### WORK TO BE COMPLETED:
Copy out every line of the data below verbatim, changing nothing.

## Start PROVIDED RECORDS

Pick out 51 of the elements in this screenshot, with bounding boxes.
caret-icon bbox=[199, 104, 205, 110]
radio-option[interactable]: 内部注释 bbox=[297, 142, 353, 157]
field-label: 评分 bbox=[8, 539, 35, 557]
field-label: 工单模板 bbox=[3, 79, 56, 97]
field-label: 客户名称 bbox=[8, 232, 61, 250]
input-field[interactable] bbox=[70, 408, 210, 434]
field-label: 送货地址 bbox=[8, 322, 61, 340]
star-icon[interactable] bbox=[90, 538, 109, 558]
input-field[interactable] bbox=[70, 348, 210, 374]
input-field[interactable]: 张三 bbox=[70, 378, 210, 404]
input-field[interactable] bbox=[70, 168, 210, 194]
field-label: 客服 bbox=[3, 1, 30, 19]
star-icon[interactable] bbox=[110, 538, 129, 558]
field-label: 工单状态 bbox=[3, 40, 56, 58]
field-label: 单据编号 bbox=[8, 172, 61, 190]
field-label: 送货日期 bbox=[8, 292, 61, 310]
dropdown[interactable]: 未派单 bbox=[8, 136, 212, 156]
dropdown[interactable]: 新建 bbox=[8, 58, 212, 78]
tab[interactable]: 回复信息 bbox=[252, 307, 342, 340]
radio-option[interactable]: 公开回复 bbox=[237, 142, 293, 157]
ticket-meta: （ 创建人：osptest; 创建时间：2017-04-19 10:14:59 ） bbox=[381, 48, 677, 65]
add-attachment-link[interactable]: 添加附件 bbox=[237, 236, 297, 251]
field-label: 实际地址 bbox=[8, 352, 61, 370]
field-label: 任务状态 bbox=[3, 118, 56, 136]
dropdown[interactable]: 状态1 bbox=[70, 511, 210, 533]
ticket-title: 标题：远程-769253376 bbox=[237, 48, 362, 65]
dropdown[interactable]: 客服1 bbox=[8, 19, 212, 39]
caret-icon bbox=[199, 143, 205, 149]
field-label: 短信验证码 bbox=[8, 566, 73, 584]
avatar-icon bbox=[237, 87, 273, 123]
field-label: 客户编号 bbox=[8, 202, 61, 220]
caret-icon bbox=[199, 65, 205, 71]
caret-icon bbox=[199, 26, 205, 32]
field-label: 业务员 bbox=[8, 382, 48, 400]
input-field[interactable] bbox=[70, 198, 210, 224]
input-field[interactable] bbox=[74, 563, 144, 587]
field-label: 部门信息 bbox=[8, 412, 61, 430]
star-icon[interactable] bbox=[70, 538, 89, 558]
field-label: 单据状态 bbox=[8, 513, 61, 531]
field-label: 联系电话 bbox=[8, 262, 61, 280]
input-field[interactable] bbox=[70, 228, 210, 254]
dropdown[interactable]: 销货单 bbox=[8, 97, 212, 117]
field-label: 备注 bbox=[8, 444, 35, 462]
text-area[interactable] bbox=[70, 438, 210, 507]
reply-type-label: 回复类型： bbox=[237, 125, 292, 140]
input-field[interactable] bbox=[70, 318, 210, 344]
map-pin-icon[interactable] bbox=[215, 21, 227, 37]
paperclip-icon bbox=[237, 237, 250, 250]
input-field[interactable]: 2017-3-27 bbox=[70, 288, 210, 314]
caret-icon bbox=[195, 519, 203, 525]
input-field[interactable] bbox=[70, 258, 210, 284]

## End PROVIDED RECORDS

### RESULT:
Pick out 51 of the elements in this screenshot, with bounding boxes.
caret-icon bbox=[199, 104, 205, 110]
radio-option[interactable]: 内部注释 bbox=[297, 142, 353, 157]
field-label: 评分 bbox=[8, 539, 35, 557]
field-label: 工单模板 bbox=[3, 79, 56, 97]
field-label: 客户名称 bbox=[8, 232, 61, 250]
input-field[interactable] bbox=[70, 408, 210, 434]
field-label: 送货地址 bbox=[8, 322, 61, 340]
star-icon[interactable] bbox=[90, 538, 109, 558]
input-field[interactable] bbox=[70, 348, 210, 374]
input-field[interactable]: 张三 bbox=[70, 378, 210, 404]
input-field[interactable] bbox=[70, 168, 210, 194]
field-label: 客服 bbox=[3, 1, 30, 19]
star-icon[interactable] bbox=[110, 538, 129, 558]
field-label: 工单状态 bbox=[3, 40, 56, 58]
field-label: 单据编号 bbox=[8, 172, 61, 190]
field-label: 送货日期 bbox=[8, 292, 61, 310]
dropdown[interactable]: 未派单 bbox=[8, 136, 212, 156]
dropdown[interactable]: 新建 bbox=[8, 58, 212, 78]
tab[interactable]: 回复信息 bbox=[252, 307, 342, 340]
radio-option[interactable]: 公开回复 bbox=[237, 142, 293, 157]
ticket-meta: （ 创建人：osptest; 创建时间：2017-04-19 10:14:59 ） bbox=[381, 48, 677, 65]
add-attachment-link[interactable]: 添加附件 bbox=[237, 236, 297, 251]
field-label: 实际地址 bbox=[8, 352, 61, 370]
field-label: 任务状态 bbox=[3, 118, 56, 136]
dropdown[interactable]: 状态1 bbox=[70, 511, 210, 533]
ticket-title: 标题：远程-769253376 bbox=[237, 48, 362, 65]
dropdown[interactable]: 客服1 bbox=[8, 19, 212, 39]
caret-icon bbox=[199, 143, 205, 149]
field-label: 短信验证码 bbox=[8, 566, 73, 584]
avatar-icon bbox=[237, 87, 273, 123]
field-label: 客户编号 bbox=[8, 202, 61, 220]
caret-icon bbox=[199, 65, 205, 71]
caret-icon bbox=[199, 26, 205, 32]
field-label: 业务员 bbox=[8, 382, 48, 400]
input-field[interactable] bbox=[70, 198, 210, 224]
input-field[interactable] bbox=[74, 563, 144, 587]
field-label: 部门信息 bbox=[8, 412, 61, 430]
star-icon[interactable] bbox=[70, 538, 89, 558]
field-label: 单据状态 bbox=[8, 513, 61, 531]
field-label: 联系电话 bbox=[8, 262, 61, 280]
input-field[interactable] bbox=[70, 228, 210, 254]
dropdown[interactable]: 销货单 bbox=[8, 97, 212, 117]
field-label: 备注 bbox=[8, 444, 35, 462]
text-area[interactable] bbox=[70, 438, 210, 507]
reply-type-label: 回复类型： bbox=[237, 125, 292, 140]
input-field[interactable] bbox=[70, 318, 210, 344]
map-pin-icon[interactable] bbox=[215, 21, 227, 37]
paperclip-icon bbox=[237, 237, 250, 250]
input-field[interactable]: 2017-3-27 bbox=[70, 288, 210, 314]
caret-icon bbox=[195, 519, 203, 525]
input-field[interactable] bbox=[70, 258, 210, 284]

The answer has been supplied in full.